◆ PROVIDED INFORMATION:
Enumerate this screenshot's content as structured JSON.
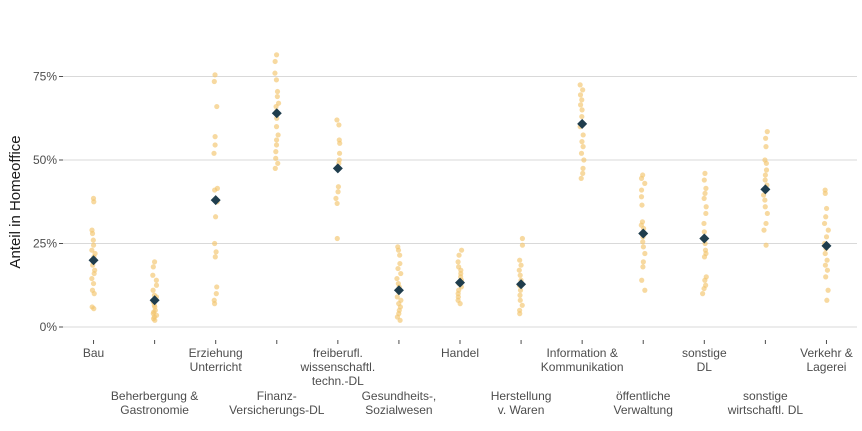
{
  "chart_data": {
    "type": "scatter",
    "title": "",
    "xlabel": "",
    "ylabel": "Anteil in Homeoffice",
    "ylim": [
      -0.02,
      0.87
    ],
    "yticks": [
      0,
      0.25,
      0.5,
      0.75
    ],
    "ytick_labels": [
      "0%",
      "25%",
      "50%",
      "75%"
    ],
    "grid": "horizontal",
    "legend": "none",
    "point_color": "#f2c46d",
    "mean_color": "#1f3d4d",
    "grid_color": "#d9d9d9",
    "categories": [
      {
        "label": "Bau",
        "mean": 0.2,
        "values": [
          0.385,
          0.375,
          0.29,
          0.28,
          0.26,
          0.245,
          0.23,
          0.22,
          0.21,
          0.195,
          0.185,
          0.17,
          0.16,
          0.145,
          0.13,
          0.11,
          0.1,
          0.06,
          0.055
        ]
      },
      {
        "label": "Beherbergung & Gastronomie",
        "mean": 0.08,
        "values": [
          0.195,
          0.18,
          0.155,
          0.14,
          0.125,
          0.11,
          0.095,
          0.09,
          0.075,
          0.065,
          0.06,
          0.05,
          0.045,
          0.04,
          0.035,
          0.03,
          0.025,
          0.02
        ]
      },
      {
        "label": "Erziehung Unterricht",
        "mean": 0.38,
        "values": [
          0.755,
          0.735,
          0.66,
          0.57,
          0.545,
          0.52,
          0.415,
          0.41,
          0.375,
          0.33,
          0.25,
          0.225,
          0.21,
          0.12,
          0.1,
          0.08,
          0.07
        ]
      },
      {
        "label": "Finanz- Versicherungs-DL",
        "mean": 0.64,
        "values": [
          0.815,
          0.795,
          0.76,
          0.74,
          0.705,
          0.69,
          0.67,
          0.66,
          0.645,
          0.625,
          0.6,
          0.575,
          0.56,
          0.545,
          0.525,
          0.505,
          0.49,
          0.475
        ]
      },
      {
        "label": "freiberufl. wissenschaftl. techn.-DL",
        "mean": 0.475,
        "values": [
          0.62,
          0.605,
          0.56,
          0.55,
          0.52,
          0.5,
          0.49,
          0.42,
          0.405,
          0.385,
          0.37,
          0.265
        ]
      },
      {
        "label": "Gesundheits-, Sozialwesen",
        "mean": 0.11,
        "values": [
          0.24,
          0.23,
          0.215,
          0.19,
          0.175,
          0.16,
          0.145,
          0.13,
          0.12,
          0.105,
          0.09,
          0.08,
          0.07,
          0.06,
          0.05,
          0.04,
          0.03,
          0.02
        ]
      },
      {
        "label": "Handel",
        "mean": 0.133,
        "values": [
          0.23,
          0.215,
          0.195,
          0.18,
          0.17,
          0.16,
          0.15,
          0.14,
          0.13,
          0.12,
          0.11,
          0.1,
          0.09,
          0.08,
          0.07
        ]
      },
      {
        "label": "Herstellung v. Waren",
        "mean": 0.128,
        "values": [
          0.265,
          0.245,
          0.2,
          0.185,
          0.17,
          0.155,
          0.14,
          0.125,
          0.11,
          0.095,
          0.08,
          0.065,
          0.05,
          0.04
        ]
      },
      {
        "label": "Information & Kommunikation",
        "mean": 0.608,
        "values": [
          0.725,
          0.71,
          0.695,
          0.68,
          0.665,
          0.65,
          0.63,
          0.6,
          0.575,
          0.555,
          0.54,
          0.52,
          0.5,
          0.475,
          0.46,
          0.445
        ]
      },
      {
        "label": "öffentliche Verwaltung",
        "mean": 0.28,
        "values": [
          0.455,
          0.445,
          0.43,
          0.41,
          0.39,
          0.365,
          0.315,
          0.305,
          0.295,
          0.27,
          0.255,
          0.24,
          0.22,
          0.195,
          0.18,
          0.14,
          0.11
        ]
      },
      {
        "label": "sonstige DL",
        "mean": 0.265,
        "values": [
          0.46,
          0.44,
          0.415,
          0.4,
          0.385,
          0.36,
          0.34,
          0.31,
          0.285,
          0.25,
          0.23,
          0.22,
          0.21,
          0.15,
          0.14,
          0.125,
          0.115,
          0.1
        ]
      },
      {
        "label": "sonstige wirtschaftl. DL",
        "mean": 0.412,
        "values": [
          0.585,
          0.565,
          0.54,
          0.5,
          0.49,
          0.47,
          0.455,
          0.44,
          0.425,
          0.41,
          0.395,
          0.38,
          0.36,
          0.34,
          0.31,
          0.29,
          0.245
        ]
      },
      {
        "label": "Verkehr & Lagerei",
        "mean": 0.243,
        "values": [
          0.41,
          0.4,
          0.355,
          0.33,
          0.31,
          0.29,
          0.27,
          0.25,
          0.235,
          0.22,
          0.2,
          0.185,
          0.17,
          0.15,
          0.11,
          0.08
        ]
      }
    ]
  }
}
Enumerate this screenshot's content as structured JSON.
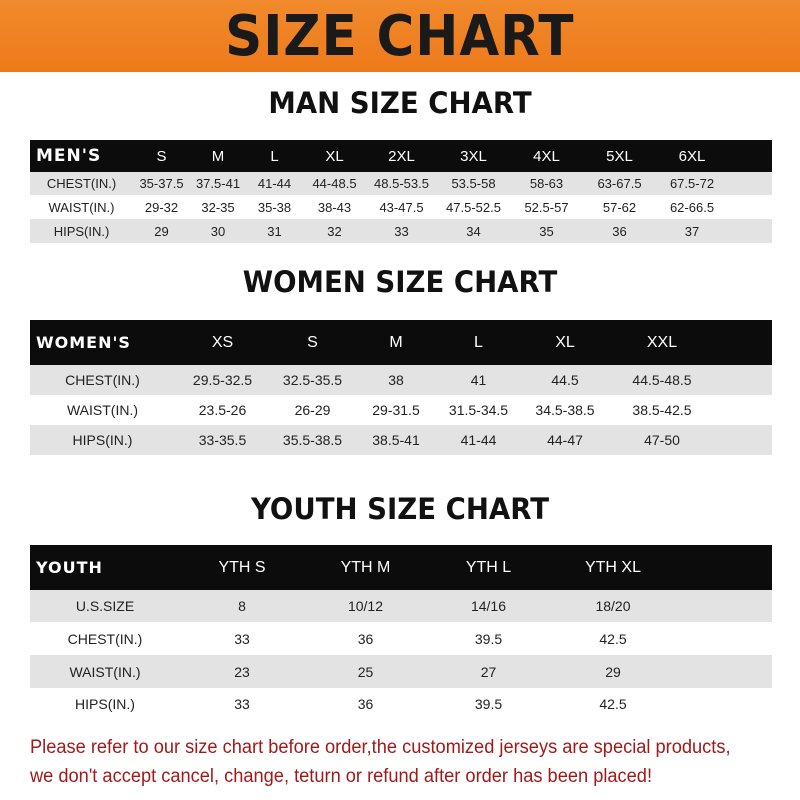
{
  "banner_title": "SIZE CHART",
  "men": {
    "title": "MAN SIZE CHART",
    "header": [
      "MEN'S",
      "S",
      "M",
      "L",
      "XL",
      "2XL",
      "3XL",
      "4XL",
      "5XL",
      "6XL"
    ],
    "rows": [
      [
        "CHEST(IN.)",
        "35-37.5",
        "37.5-41",
        "41-44",
        "44-48.5",
        "48.5-53.5",
        "53.5-58",
        "58-63",
        "63-67.5",
        "67.5-72"
      ],
      [
        "WAIST(IN.)",
        "29-32",
        "32-35",
        "35-38",
        "38-43",
        "43-47.5",
        "47.5-52.5",
        "52.5-57",
        "57-62",
        "62-66.5"
      ],
      [
        "HIPS(IN.)",
        "29",
        "30",
        "31",
        "32",
        "33",
        "34",
        "35",
        "36",
        "37"
      ]
    ]
  },
  "women": {
    "title": "WOMEN SIZE CHART",
    "header": [
      "WOMEN'S",
      "XS",
      "S",
      "M",
      "L",
      "XL",
      "XXL"
    ],
    "rows": [
      [
        "CHEST(IN.)",
        "29.5-32.5",
        "32.5-35.5",
        "38",
        "41",
        "44.5",
        "44.5-48.5"
      ],
      [
        "WAIST(IN.)",
        "23.5-26",
        "26-29",
        "29-31.5",
        "31.5-34.5",
        "34.5-38.5",
        "38.5-42.5"
      ],
      [
        "HIPS(IN.)",
        "33-35.5",
        "35.5-38.5",
        "38.5-41",
        "41-44",
        "44-47",
        "47-50"
      ]
    ]
  },
  "youth": {
    "title": "YOUTH SIZE CHART",
    "header": [
      "YOUTH",
      "YTH S",
      "YTH M",
      "YTH L",
      "YTH XL"
    ],
    "rows": [
      [
        "U.S.SIZE",
        "8",
        "10/12",
        "14/16",
        "18/20"
      ],
      [
        "CHEST(IN.)",
        "33",
        "36",
        "39.5",
        "42.5"
      ],
      [
        "WAIST(IN.)",
        "23",
        "25",
        "27",
        "29"
      ],
      [
        "HIPS(IN.)",
        "33",
        "36",
        "39.5",
        "42.5"
      ]
    ]
  },
  "note": [
    "Please refer to our size chart before order,the customized jerseys are special products,",
    "we don't accept cancel, change, teturn or refund after order has been placed!"
  ],
  "colors": {
    "banner": "#ef8224",
    "header": "#0c0c0c",
    "note": "#a11a1a",
    "row_shade": "#e3e3e3"
  }
}
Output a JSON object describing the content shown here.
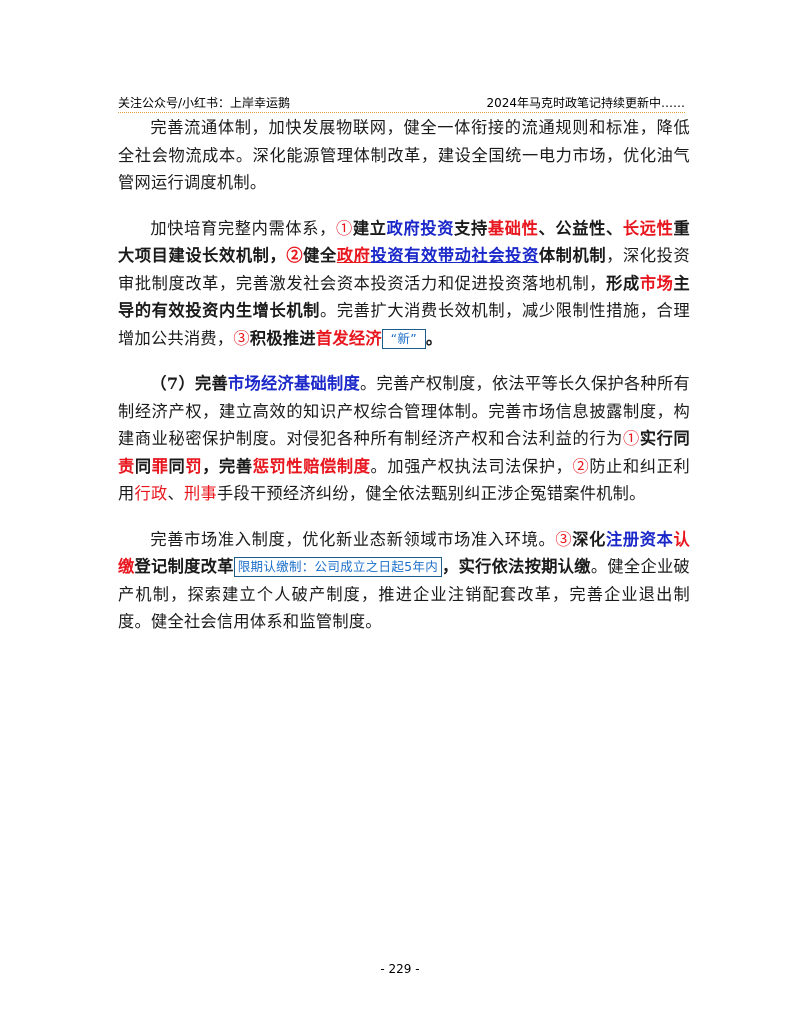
{
  "header": {
    "left": "关注公众号/小红书：上岸幸运鹅",
    "right": "2024年马克时政笔记持续更新中……"
  },
  "p1": {
    "text": "完善流通体制，加快发展物联网，健全一体衔接的流通规则和标准，降低全社会物流成本。深化能源管理体制改革，建设全国统一电力市场，优化油气管网运行调度机制。"
  },
  "p2": {
    "s1": "加快培育完整内需体系，",
    "m1": "①",
    "s2": "建立",
    "s3": "政府投资",
    "s4": "支持",
    "s5": "基础性",
    "s6": "、公益性、",
    "s7": "长远性",
    "s8": "重大项目建设长效机制，",
    "m2": "②",
    "s9": "健全",
    "s10": "政府",
    "s11": "投资有效带动社会投资",
    "s12": "体制机制",
    "s13": "，深化投资审批制度改革，完善激发社会资本投资活力和促进投资落地机制，",
    "s14": "形成",
    "s15": "市场",
    "s16": "主导的有效投资内生增长机制",
    "s17": "。完善扩大消费长效机制，减少限制性措施，合理增加公共消费，",
    "m3": "③",
    "s18": "积极推进",
    "s19": "首发经济",
    "note": "“新”",
    "s20": "。"
  },
  "p3": {
    "s1": "（7）完善",
    "s2": "市场经济基础制度",
    "s3": "。完善产权制度，依法平等长久保护各种所有制经济产权，建立高效的知识产权综合管理体制。完善市场信息披露制度，构建商业秘密保护制度。对侵犯各种所有制经济产权和合法利益的行为",
    "m1": "①",
    "s4": "实行同",
    "s5": "责",
    "s6": "同",
    "s7": "罪",
    "s8": "同",
    "s9": "罚",
    "s10": "，完善",
    "s11": "惩罚性赔偿制度",
    "s12": "。加强产权执法司法保护，",
    "m2": "②",
    "s13": "防止和纠正利用",
    "s14": "行政",
    "s15": "、",
    "s16": "刑事",
    "s17": "手段干预经济纠纷，健全依法甄别纠正涉企冤错案件机制。"
  },
  "p4": {
    "s1": "完善市场准入制度，优化新业态新领域市场准入环境。",
    "m1": "③",
    "s2": "深化",
    "s3": "注册资本",
    "s4": "认缴",
    "s5": "登记制度改革",
    "note": "限期认缴制：公司成立之日起5年内",
    "s6": "，实行依法按期认缴",
    "s7": "。健全企业破产机制，探索建立个人破产制度，推进企业注销配套改革，完善企业退出制度。健全社会信用体系和监管制度。"
  },
  "footer": {
    "page": "- 229 -"
  },
  "colors": {
    "red": "#e8161e",
    "blue": "#1b28c9",
    "header_rule": "#e3a13b",
    "note_border": "#1a5c8c"
  }
}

◆ AIM OF THE EXERCISE: With the pictures left out, write out exactly the lines from the line containing "Output a JSON" through the final line.

◆ SOLUTION TO THE PROBLEM:
Output a JSON object describing the content shown here.
{
  "header": {
    "left": "关注公众号/小红书：上岸幸运鹅",
    "right": "2024年马克时政笔记持续更新中……"
  },
  "p1": {
    "text": "完善流通体制，加快发展物联网，健全一体衔接的流通规则和标准，降低全社会物流成本。深化能源管理体制改革，建设全国统一电力市场，优化油气管网运行调度机制。"
  },
  "p2": {
    "s1": "加快培育完整内需体系，",
    "m1": "①",
    "s2": "建立",
    "s3": "政府投资",
    "s4": "支持",
    "s5": "基础性",
    "s6": "、公益性、",
    "s7": "长远性",
    "s8": "重大项目建设长效机制，",
    "m2": "②",
    "s9": "健全",
    "s10": "政府",
    "s11": "投资有效带动社会投资",
    "s12": "体制机制",
    "s13": "，深化投资审批制度改革，完善激发社会资本投资活力和促进投资落地机制，",
    "s14": "形成",
    "s15": "市场",
    "s16": "主导的有效投资内生增长机制",
    "s17": "。完善扩大消费长效机制，减少限制性措施，合理增加公共消费，",
    "m3": "③",
    "s18": "积极推进",
    "s19": "首发经济",
    "note": "“新”",
    "s20": "。"
  },
  "p3": {
    "s1": "（7）完善",
    "s2": "市场经济基础制度",
    "s3": "。完善产权制度，依法平等长久保护各种所有制经济产权，建立高效的知识产权综合管理体制。完善市场信息披露制度，构建商业秘密保护制度。对侵犯各种所有制经济产权和合法利益的行为",
    "m1": "①",
    "s4": "实行同",
    "s5": "责",
    "s6": "同",
    "s7": "罪",
    "s8": "同",
    "s9": "罚",
    "s10": "，完善",
    "s11": "惩罚性赔偿制度",
    "s12": "。加强产权执法司法保护，",
    "m2": "②",
    "s13": "防止和纠正利用",
    "s14": "行政",
    "s15": "、",
    "s16": "刑事",
    "s17": "手段干预经济纠纷，健全依法甄别纠正涉企冤错案件机制。"
  },
  "p4": {
    "s1": "完善市场准入制度，优化新业态新领域市场准入环境。",
    "m1": "③",
    "s2": "深化",
    "s3": "注册资本",
    "s4": "认缴",
    "s5": "登记制度改革",
    "note": "限期认缴制：公司成立之日起5年内",
    "s6": "，实行依法按期认缴",
    "s7": "。健全企业破产机制，探索建立个人破产制度，推进企业注销配套改革，完善企业退出制度。健全社会信用体系和监管制度。"
  },
  "footer": {
    "page": "- 229 -"
  },
  "colors": {
    "red": "#e8161e",
    "blue": "#1b28c9",
    "header_rule": "#e3a13b",
    "note_border": "#1a5c8c"
  }
}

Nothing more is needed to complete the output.